REQUIREMENT:
Edit the rows below by changing every "x-marker" to "cross-marker", and keep everything else unchanged.

MATERIAL FOR THE TASK:
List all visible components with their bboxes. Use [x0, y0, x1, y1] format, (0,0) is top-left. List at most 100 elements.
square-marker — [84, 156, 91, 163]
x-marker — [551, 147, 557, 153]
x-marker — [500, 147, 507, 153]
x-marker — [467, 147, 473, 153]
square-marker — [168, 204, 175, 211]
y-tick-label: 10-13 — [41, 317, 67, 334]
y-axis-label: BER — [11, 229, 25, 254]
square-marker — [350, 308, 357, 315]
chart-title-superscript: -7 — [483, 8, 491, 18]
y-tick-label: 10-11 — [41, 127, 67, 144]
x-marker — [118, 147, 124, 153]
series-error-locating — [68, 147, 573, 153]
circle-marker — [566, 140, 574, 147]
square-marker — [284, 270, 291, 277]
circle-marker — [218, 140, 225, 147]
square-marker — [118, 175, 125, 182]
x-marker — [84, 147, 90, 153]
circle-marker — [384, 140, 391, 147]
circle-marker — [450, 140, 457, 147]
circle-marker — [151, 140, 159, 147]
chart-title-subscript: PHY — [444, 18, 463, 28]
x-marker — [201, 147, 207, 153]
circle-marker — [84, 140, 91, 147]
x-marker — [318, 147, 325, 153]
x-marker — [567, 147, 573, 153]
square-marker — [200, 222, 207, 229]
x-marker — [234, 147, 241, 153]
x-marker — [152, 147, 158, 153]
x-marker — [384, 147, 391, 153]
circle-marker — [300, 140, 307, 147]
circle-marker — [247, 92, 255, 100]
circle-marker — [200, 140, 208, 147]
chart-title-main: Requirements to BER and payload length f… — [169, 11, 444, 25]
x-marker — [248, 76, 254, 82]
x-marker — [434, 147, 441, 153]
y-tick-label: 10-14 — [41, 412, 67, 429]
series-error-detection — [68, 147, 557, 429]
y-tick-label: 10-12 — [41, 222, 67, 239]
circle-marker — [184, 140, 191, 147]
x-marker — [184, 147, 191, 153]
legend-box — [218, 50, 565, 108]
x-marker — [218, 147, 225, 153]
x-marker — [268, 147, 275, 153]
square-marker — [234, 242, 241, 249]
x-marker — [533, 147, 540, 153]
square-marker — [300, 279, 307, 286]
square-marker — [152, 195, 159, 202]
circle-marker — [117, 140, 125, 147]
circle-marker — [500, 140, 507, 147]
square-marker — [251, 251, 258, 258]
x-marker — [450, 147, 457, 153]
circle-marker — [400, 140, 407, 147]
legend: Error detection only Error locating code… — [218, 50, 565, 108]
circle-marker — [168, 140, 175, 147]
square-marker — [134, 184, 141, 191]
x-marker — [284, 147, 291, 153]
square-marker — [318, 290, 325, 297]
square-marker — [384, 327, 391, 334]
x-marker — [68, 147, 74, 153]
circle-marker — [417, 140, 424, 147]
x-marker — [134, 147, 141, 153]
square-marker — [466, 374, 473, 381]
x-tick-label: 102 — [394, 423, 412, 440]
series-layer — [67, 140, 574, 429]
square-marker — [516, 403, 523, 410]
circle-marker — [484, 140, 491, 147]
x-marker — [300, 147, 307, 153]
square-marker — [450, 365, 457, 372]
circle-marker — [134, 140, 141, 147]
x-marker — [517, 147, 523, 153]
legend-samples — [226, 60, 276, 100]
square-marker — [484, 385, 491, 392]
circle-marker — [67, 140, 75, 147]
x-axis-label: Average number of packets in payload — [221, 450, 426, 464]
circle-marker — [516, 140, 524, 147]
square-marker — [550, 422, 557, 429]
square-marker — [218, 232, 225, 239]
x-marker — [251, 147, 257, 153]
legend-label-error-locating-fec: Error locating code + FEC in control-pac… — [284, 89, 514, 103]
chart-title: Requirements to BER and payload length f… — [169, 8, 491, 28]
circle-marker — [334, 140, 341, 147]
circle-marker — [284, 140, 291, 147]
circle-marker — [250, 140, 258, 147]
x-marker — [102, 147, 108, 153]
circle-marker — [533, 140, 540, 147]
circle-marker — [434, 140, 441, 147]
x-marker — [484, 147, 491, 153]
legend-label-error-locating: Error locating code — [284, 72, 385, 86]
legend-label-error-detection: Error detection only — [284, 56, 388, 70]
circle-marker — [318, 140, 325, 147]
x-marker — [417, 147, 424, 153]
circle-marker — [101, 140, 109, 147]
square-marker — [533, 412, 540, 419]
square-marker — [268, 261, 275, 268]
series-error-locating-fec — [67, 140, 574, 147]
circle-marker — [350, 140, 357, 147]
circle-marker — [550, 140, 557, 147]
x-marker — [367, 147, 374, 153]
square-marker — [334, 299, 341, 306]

SOLUTION TO THE PROBLEM:
List all visible components with their bboxes. Use [x0, y0, x1, y1] format, (0,0) is top-left. List at most 100 elements.
square-marker — [84, 156, 91, 163]
cross-marker — [551, 147, 557, 153]
cross-marker — [500, 147, 507, 153]
cross-marker — [467, 147, 473, 153]
square-marker — [168, 204, 175, 211]
y-tick-label: 10-13 — [41, 317, 67, 334]
y-axis-label: BER — [11, 229, 25, 254]
square-marker — [350, 308, 357, 315]
chart-title-superscript: -7 — [483, 8, 491, 18]
y-tick-label: 10-11 — [41, 127, 67, 144]
cross-marker — [118, 147, 124, 153]
series-error-locating — [68, 147, 573, 153]
circle-marker — [566, 140, 574, 147]
square-marker — [284, 270, 291, 277]
circle-marker — [218, 140, 225, 147]
square-marker — [118, 175, 125, 182]
cross-marker — [84, 147, 90, 153]
circle-marker — [384, 140, 391, 147]
circle-marker — [450, 140, 457, 147]
circle-marker — [151, 140, 159, 147]
chart-title-subscript: PHY — [444, 18, 463, 28]
cross-marker — [201, 147, 207, 153]
circle-marker — [84, 140, 91, 147]
cross-marker — [318, 147, 325, 153]
cross-marker — [567, 147, 573, 153]
square-marker — [200, 222, 207, 229]
cross-marker — [234, 147, 241, 153]
cross-marker — [152, 147, 158, 153]
cross-marker — [384, 147, 391, 153]
circle-marker — [300, 140, 307, 147]
circle-marker — [247, 92, 255, 100]
circle-marker — [200, 140, 208, 147]
chart-title-main: Requirements to BER and payload length f… — [169, 11, 444, 25]
cross-marker — [248, 76, 254, 82]
cross-marker — [434, 147, 441, 153]
y-tick-label: 10-14 — [41, 412, 67, 429]
series-error-detection — [68, 147, 557, 429]
y-tick-label: 10-12 — [41, 222, 67, 239]
circle-marker — [184, 140, 191, 147]
cross-marker — [184, 147, 191, 153]
legend-box — [218, 50, 565, 108]
cross-marker — [218, 147, 225, 153]
cross-marker — [268, 147, 275, 153]
square-marker — [234, 242, 241, 249]
cross-marker — [533, 147, 540, 153]
square-marker — [300, 279, 307, 286]
square-marker — [152, 195, 159, 202]
circle-marker — [117, 140, 125, 147]
circle-marker — [500, 140, 507, 147]
square-marker — [251, 251, 258, 258]
cross-marker — [450, 147, 457, 153]
circle-marker — [400, 140, 407, 147]
legend: Error detection only Error locating code… — [218, 50, 565, 108]
circle-marker — [168, 140, 175, 147]
square-marker — [134, 184, 141, 191]
cross-marker — [284, 147, 291, 153]
square-marker — [318, 290, 325, 297]
square-marker — [384, 327, 391, 334]
cross-marker — [68, 147, 74, 153]
circle-marker — [417, 140, 424, 147]
cross-marker — [134, 147, 141, 153]
square-marker — [466, 374, 473, 381]
x-tick-label: 102 — [394, 423, 412, 440]
series-layer — [67, 140, 574, 429]
square-marker — [516, 403, 523, 410]
circle-marker — [484, 140, 491, 147]
cross-marker — [300, 147, 307, 153]
square-marker — [450, 365, 457, 372]
circle-marker — [134, 140, 141, 147]
cross-marker — [517, 147, 523, 153]
legend-samples — [226, 60, 276, 100]
square-marker — [484, 385, 491, 392]
circle-marker — [67, 140, 75, 147]
x-axis-label: Average number of packets in payload — [221, 450, 426, 464]
circle-marker — [516, 140, 524, 147]
square-marker — [550, 422, 557, 429]
square-marker — [218, 232, 225, 239]
cross-marker — [251, 147, 257, 153]
legend-label-error-locating-fec: Error locating code + FEC in control-pac… — [284, 89, 514, 103]
chart-title: Requirements to BER and payload length f… — [169, 8, 491, 28]
circle-marker — [334, 140, 341, 147]
circle-marker — [284, 140, 291, 147]
circle-marker — [250, 140, 258, 147]
cross-marker — [102, 147, 108, 153]
circle-marker — [533, 140, 540, 147]
circle-marker — [434, 140, 441, 147]
cross-marker — [484, 147, 491, 153]
legend-label-error-locating: Error locating code — [284, 72, 385, 86]
legend-label-error-detection: Error detection only — [284, 56, 388, 70]
circle-marker — [318, 140, 325, 147]
cross-marker — [417, 147, 424, 153]
circle-marker — [101, 140, 109, 147]
square-marker — [533, 412, 540, 419]
square-marker — [268, 261, 275, 268]
series-error-locating-fec — [67, 140, 574, 147]
circle-marker — [350, 140, 357, 147]
circle-marker — [550, 140, 557, 147]
cross-marker — [367, 147, 374, 153]
square-marker — [334, 299, 341, 306]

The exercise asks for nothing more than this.